• Extracted text
BusierDonkey
Member
71-80
Game 71 - Tetris DX - Game Boy Color - 100/100
This game has had a permanent residence in my Game Boy advance for almost a decade. I play it all the time. This is the best version of Tetris. No infinite spin, no gimmicks, clean background with no distractions, snappy, tight controls. It's absolutely just Tetris exactly as it should be. With every new version of Tetris they release they try to change things up and all it does is take away from what makes Tetris great.
Game 72 - Tetris - Game Boy - 40/100
This is the version of Tetris most people know. Like DX, it's Tetris and nothing else, no gimmicks, no added shit. Unfortunately it's a Game Boy game and plays pretty sluggishly compared to DX. Seeing as controls are 100% of this game that's a tough situation.
Game 73 - Guardians of the Galaxy - PC - Finished playthrough - 80/100
This game was a huge surprise to me. I hate constant banter in games. I hate exposition being piled on me. I hate just pressing up on an analog stick while both of those things are happening. This game does all of that, but the banter is fun, the exposition is meaningful as everything on screen is entirely fictional the environments I'm walking through are actually interesting. Great writing, great voice acting, well directed cinematics and the gameplay was a ton of fun on top of that. Gameplay options were also a huge plus, the option to turn off the shitty QTEs was very welcome for example. The game looks absolutely stunning and the performance was awesome. My GPU isn't exactly new anymore but I was running around 100fps the whole time with maxed-out settings. It was seriously the biggest surprise of any game I've played in a long time. I'd rate it higher but towards the end of the game a couple pretty annoying gameplay-related things happened. I have been recommending this since I played it.
Game 74 - Trip World - Game Boy - Finished playthrough - 60/100
This is an unbelievably good looking Game Boy game. Tons of detail everywhere and I swear I'm seeing more than four shades of grey. You're a little furry forest creature making your way through the levels though what exactly you're doing is a bit unclear. The game controls really well, but the game itself is odd. Most enemies don't really attack you unless attacked first and just sort of push you around. Also not explained at any point is the ability to transform that you have. You can grow "wings", turn into a ball, etc. At no point does the game show you how or why. Eventually you fight another furry thing just like you and save a furry princess or something... I have no idea.

• Entries
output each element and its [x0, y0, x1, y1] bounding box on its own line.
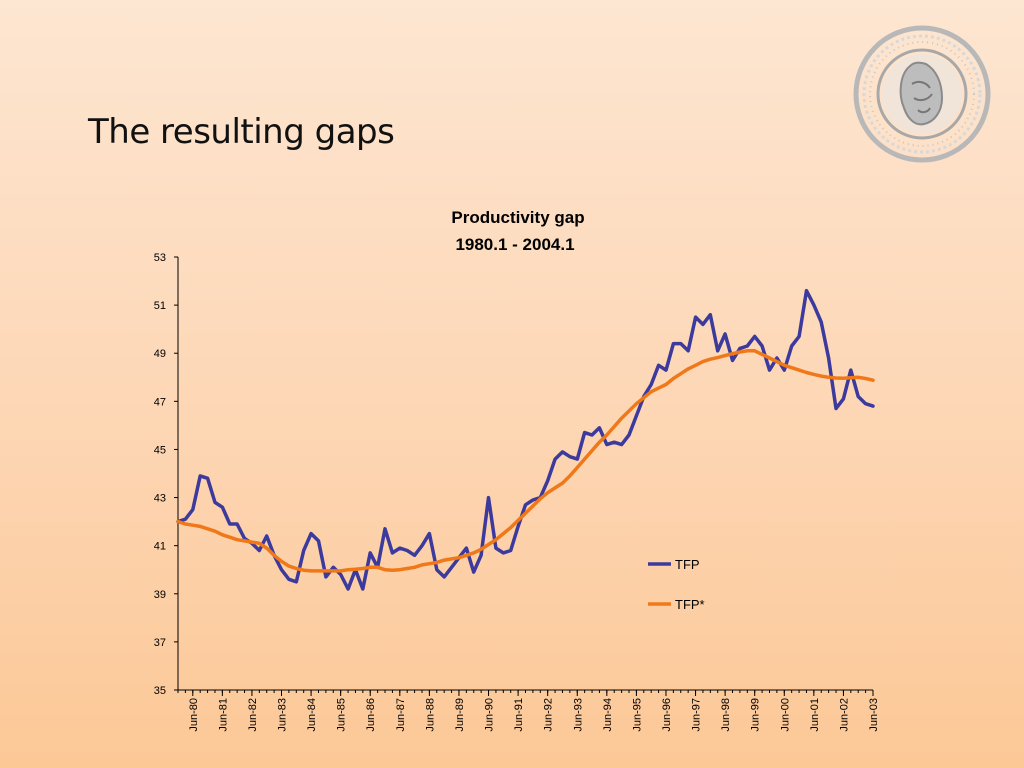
y-tick-label: 37	[154, 637, 166, 649]
chart-title-line-1: Productivity gap	[451, 208, 584, 227]
x-tick-label: Jun-88	[424, 698, 436, 732]
x-tick-label: Jun-82	[247, 698, 259, 732]
x-tick-label: Jun-80	[188, 698, 200, 732]
series-line-tfp-star	[176, 349, 875, 573]
y-tick-label: 53	[154, 252, 166, 264]
x-tick-label: Jun-96	[661, 698, 673, 732]
y-axis: 35 37 39 41 43 45 47 49 51 53	[154, 252, 179, 697]
y-tick-label: 35	[154, 685, 166, 697]
x-tick-label: Jun-86	[365, 698, 377, 732]
y-tick-label: 51	[154, 300, 166, 312]
x-tick-label: Jun-94	[602, 698, 614, 732]
x-tick-label: Jun-87	[395, 698, 407, 732]
legend: TFP TFP*	[648, 557, 705, 612]
x-tick-label: Jun-03	[868, 698, 880, 732]
x-tick-label: Jun-89	[454, 698, 466, 732]
emblem-seal-icon	[853, 25, 991, 163]
x-tick-label: Jun-84	[306, 698, 318, 732]
slide-title: The resulting gaps	[88, 112, 395, 152]
y-tick-label: 39	[154, 589, 166, 601]
series-line-tfp	[176, 288, 875, 591]
x-tick-label: Jun-90	[484, 698, 496, 732]
x-tick-label: Jun-92	[543, 698, 555, 732]
x-tick-label: Jun-02	[838, 698, 850, 732]
y-tick-label: 43	[154, 493, 166, 505]
x-tick-label: Jun-85	[336, 698, 348, 732]
x-tick-label: Jun-95	[631, 698, 643, 732]
x-axis: Jun-80 Jun-81 Jun-82 Jun-83 Jun-84 Jun-85 Jun-…	[177, 689, 880, 732]
legend-label-tfp: TFP	[675, 557, 700, 572]
y-tick-label: 45	[154, 444, 166, 456]
x-tick-label: Jun-00	[779, 698, 791, 732]
x-tick-label: Jun-01	[809, 698, 821, 732]
plot-area	[176, 288, 875, 591]
chart-title-line-2: 1980.1 - 2004.1	[455, 235, 574, 254]
y-tick-label: 41	[154, 541, 166, 553]
x-tick-label: Jun-99	[750, 698, 762, 732]
x-tick-label: Jun-97	[691, 698, 703, 732]
x-tick-label: Jun-98	[720, 698, 732, 732]
y-tick-label: 47	[154, 396, 166, 408]
legend-label-tfp-star: TFP*	[675, 597, 705, 612]
y-tick-label: 49	[154, 348, 166, 360]
x-tick-label: Jun-83	[277, 698, 289, 732]
x-tick-label: Jun-93	[572, 698, 584, 732]
x-tick-label: Jun-91	[513, 698, 525, 732]
x-tick-label: Jun-81	[217, 698, 229, 732]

• What is asked
1 > Retype the stretch of the game reviews from "BusierDonkey" through "a tough situation.".
2 > Write what comes next in the game reviews, picking up after their final sentence.

• Answers for this exercise
1 >
BusierDonkey
Member
71-80
Game 71 - Tetris DX - Game Boy Color - 100/100
This game has had a permanent residence in my Game Boy advance for almost a decade. I play it all the time. This is the best version of Tetris. No infinite spin, no gimmicks, clean background with no distractions, snappy, tight controls. It's absolutely just Tetris exactly as it should be. With every new version of Tetris they release they try to change things up and all it does is take away from what makes Tetris great.
Game 72 - Tetris - Game Boy - 40/100
This is the version of Tetris most people know. Like DX, it's Tetris and nothing else, no gimmicks, no added shit. Unfortunately it's a Game Boy game and plays pretty sluggishly compared to DX. Seeing as controls are 100% of this game that's a tough situation.

2 >
Game 75 - Super Mario Land 2: The Six Golden Coins - Game Boy - Finished playthrough - 75/100
I played the shit out of this on my old toaster-size Game Boy back in the early 90's. At the time visuals like this on Game Boy seemed crazy. The game is typical Mario fare, jumping and hitting blocks, but the environments were all unique to this game as were the enemies you faced. This game even had it's own unique villain with the introduction of Wario. You had very specifically themed worlds like a giant toy Mario statue, the moon, a haunted Halloween, etc, all with special enemies catered to those environments. The game also featured unique music for each of those worlds and to this day each of those tracks are still permanently engrained in my brain. The game is by no means perfect, stages are often way too long, or way too short. You can fly right over entire stages with the new bunny ears and their infinite hover ability. Bosses are among the easiest in a Mario title and the game is plagued with slowdown on original hardware or using correct emulation. In the end though it was a fun game to play through again.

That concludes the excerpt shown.